November 27, 2006

International Conference on Asian Digital Libraries (ICADL2006) in Kyoto day 1

Some general information. About 190 registered participants on the first day. 220+ abstract submissions, 46 full papers, 13 short papers, 6 asian posters from 170 paper submissions.

Opening Keynote by Dr. Makoto Nagao

President NICT (National Institute of Information and Communications Technology) "The Age of Content and Knowledge Processing".

Worked on a digital library system from 1998-2004 here at Kyoto University, implemented it into the library system here. The internet is a great source of knowledge, with a lot of multimedia information as well. A search returns lots of information, so it is very hard to understand and visualize all of what is returned. There are three large studies in Japan looking at this problem:

  • Information Grand Voyage Project (Ministry of Economy, Trade, and Industry)
    • Technology for navigation multimedia information
    • Personalization for a user
    • Focused on industry development, 5 billion yen first year budget
  • Information Explosion Project (Ministry of Education, Culture, Sports, Science and Techonology)
    • Information extraction, particularly from multi modal information that is massively expanding
    • Technology for scanning information
    • Focus on University researchers, 600 million yen for the first year
  • The Information Analysis Proecjt (Ministry of Internal affairs and communication.)
....
Required tasks
[a] Transcribe the ICADL2006 notes from "Opening Keynote by" to "Science and Techonology)".
[b] According to the ICADL2006 notes, how many full papers were accepted?
[c] In the ICADL2006 notes, why does the keynote say it is very hard to understand and visualize everything a search returns?

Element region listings
....
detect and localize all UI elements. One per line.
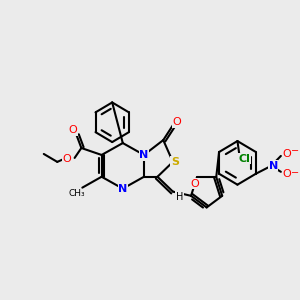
Text: O: O [68,125,77,135]
Text: O: O [172,117,181,127]
Text: −: − [290,168,298,178]
Text: −: − [290,146,298,156]
Text: O: O [62,154,71,164]
Text: O: O [282,149,291,159]
Text: S: S [171,157,179,167]
Text: O: O [191,179,200,189]
Text: N: N [268,161,278,171]
Text: H: H [176,192,183,202]
Text: O: O [282,169,291,179]
Text: N: N [140,150,148,160]
Text: Cl: Cl [238,154,250,164]
Text: N: N [118,184,128,194]
Text: CH₃: CH₃ [68,189,85,198]
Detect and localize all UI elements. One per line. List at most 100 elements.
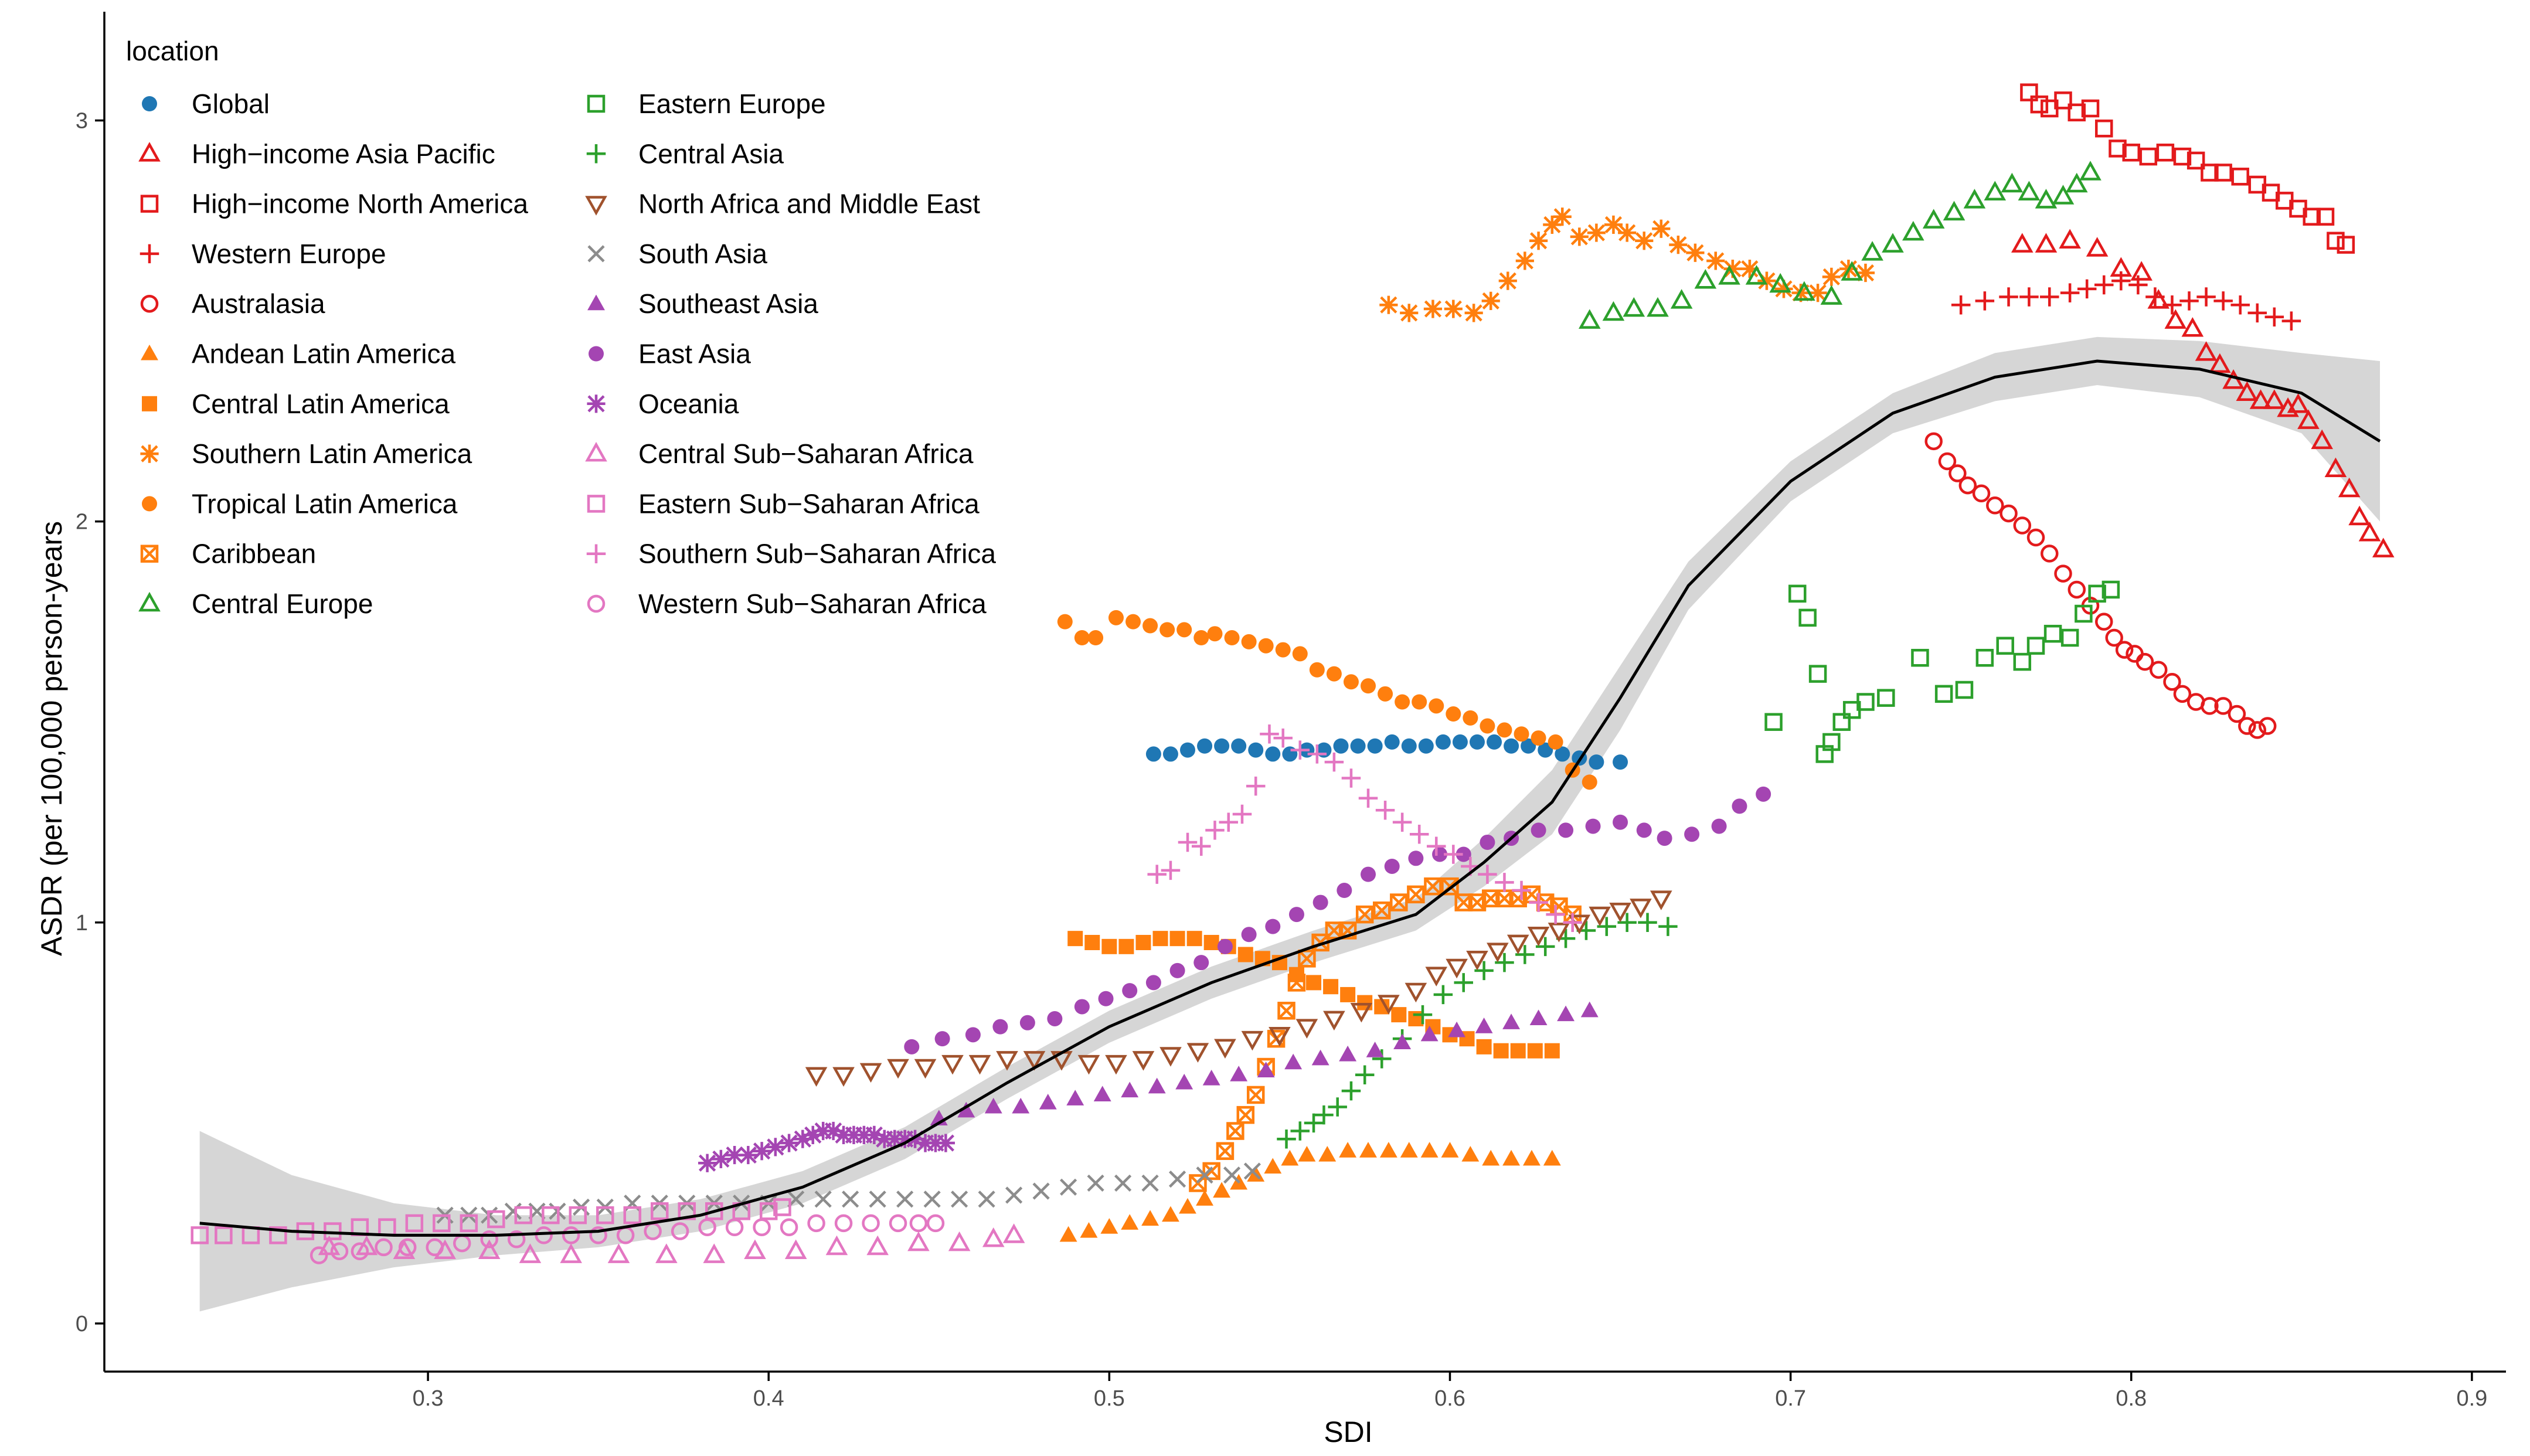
data-point <box>1304 1113 1324 1133</box>
data-point <box>1057 614 1073 630</box>
data-point <box>1544 1043 1560 1059</box>
data-point <box>1548 734 1563 750</box>
data-point <box>703 1243 726 1263</box>
data-point <box>698 1154 717 1172</box>
legend-item: Tropical Latin America <box>142 488 458 519</box>
data-point <box>1515 945 1535 964</box>
data-point <box>2054 91 2072 110</box>
data-point <box>1391 1007 1407 1023</box>
data-point <box>1504 738 1519 754</box>
data-point <box>1808 665 1827 683</box>
data-point <box>1613 754 1628 770</box>
data-point <box>907 1231 930 1251</box>
legend-item: Australasia <box>140 288 325 319</box>
data-point <box>1604 215 1623 234</box>
data-point <box>1996 637 2014 655</box>
data-point <box>1141 1210 1159 1226</box>
data-point <box>1316 742 1332 758</box>
data-point <box>562 1226 580 1244</box>
data-point <box>1487 943 1509 962</box>
data-point <box>1955 681 1974 699</box>
data-point <box>1032 1182 1050 1200</box>
data-point <box>1350 1002 1373 1023</box>
data-point <box>780 1218 798 1236</box>
data-point <box>589 1226 607 1244</box>
data-point <box>1647 297 1669 317</box>
data-point <box>1295 1019 1318 1039</box>
data-point <box>1337 883 1352 899</box>
data-point <box>1723 260 1742 278</box>
data-point <box>2156 143 2175 162</box>
data-point <box>965 1027 981 1043</box>
data-point <box>1523 1149 1541 1166</box>
legend-label: Australasia <box>192 288 325 319</box>
data-point <box>982 1227 1005 1247</box>
data-point <box>1180 742 1196 758</box>
legend-key <box>586 144 606 164</box>
data-point <box>1340 986 1356 1002</box>
data-point <box>1425 967 1448 986</box>
data-point <box>1538 742 1553 758</box>
data-point <box>1495 873 1514 892</box>
data-point <box>1480 718 1495 734</box>
data-point <box>1277 1002 1295 1020</box>
data-point <box>1514 726 1529 742</box>
y-axis-label: ASDR (per 100,000 person-years <box>35 521 68 956</box>
legend-item: Caribbean <box>140 539 316 569</box>
data-point <box>2324 457 2347 478</box>
data-point <box>2214 164 2232 182</box>
data-point <box>1060 1178 1077 1196</box>
data-point <box>1535 937 1555 957</box>
data-point <box>1557 1005 1575 1022</box>
data-point <box>1087 1174 1104 1192</box>
data-point <box>1420 1025 1439 1042</box>
data-point <box>2135 652 2154 671</box>
data-point <box>1808 284 1827 302</box>
data-point <box>1243 1162 1261 1180</box>
data-point <box>1400 304 1419 322</box>
data-point <box>869 1190 886 1208</box>
data-point <box>1162 1206 1179 1222</box>
data-point <box>2035 233 2058 253</box>
data-point <box>2088 584 2106 603</box>
data-point <box>542 1206 560 1224</box>
data-point <box>2059 229 2081 249</box>
legend-key <box>140 545 159 563</box>
data-point <box>1718 265 1740 285</box>
data-point <box>1409 825 1429 844</box>
legend-key <box>138 142 161 162</box>
data-point <box>968 1054 991 1075</box>
data-point <box>1282 746 1298 762</box>
data-point <box>1922 209 1945 229</box>
legend-key <box>586 544 606 563</box>
data-point <box>1290 1121 1310 1141</box>
data-point <box>1669 235 1688 254</box>
data-point <box>2060 628 2079 647</box>
data-point <box>215 1226 233 1244</box>
data-point <box>1757 271 1776 290</box>
data-point <box>1193 630 1209 646</box>
data-point <box>1446 706 1461 722</box>
data-point <box>1196 1166 1213 1184</box>
data-point <box>1372 1049 1392 1069</box>
data-point <box>1618 223 1637 242</box>
legend-key <box>140 244 159 264</box>
data-point <box>1145 975 1161 991</box>
data-point <box>1067 931 1083 947</box>
data-point <box>1412 694 1427 710</box>
legend-item: Eastern Europe <box>587 89 826 119</box>
data-point <box>1145 746 1161 762</box>
data-point <box>2035 189 2058 209</box>
data-point <box>739 1145 757 1165</box>
data-point <box>2249 389 2272 409</box>
data-point <box>2075 604 2093 623</box>
legend-label: Southeast Asia <box>638 288 818 319</box>
axes: 0.3 0.4 0.5 0.6 0.7 0.8 0.9 0 1 2 3 <box>76 12 2506 1411</box>
data-point <box>1059 1226 1077 1242</box>
data-point <box>1216 1142 1235 1160</box>
data-point <box>926 1214 945 1233</box>
data-point <box>1241 927 1257 943</box>
data-point <box>1469 734 1485 750</box>
data-point <box>1355 1065 1375 1084</box>
data-point <box>1408 1011 1424 1026</box>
....
Set of answers
[a]
Opening Keynote by Dr. Makoto Nagao

President NICT (National Institute of Information and Communications Technology) "The Age of Content and Knowledge Processing".

Worked on a digital library system from 1998-2004 here at Kyoto University, implemented it into the library system here. The internet is a great source of knowledge, with a lot of multimedia information as well. A search returns lots of information, so it is very hard to understand and visualize all of what is returned. There are three large studies in Japan looking at this problem:

  • Information Grand Voyage Project (Ministry of Economy, Trade, and Industry)
    • Technology for navigation multimedia information
    • Personalization for a user
    • Focused on industry development, 5 billion yen first year budget
  • Information Explosion Project (Ministry of Education, Culture, Sports, Science and Techonology)

[b] 46 full papers.

[c] A search returns lots of information, which makes it very hard to understand and visualize all of it.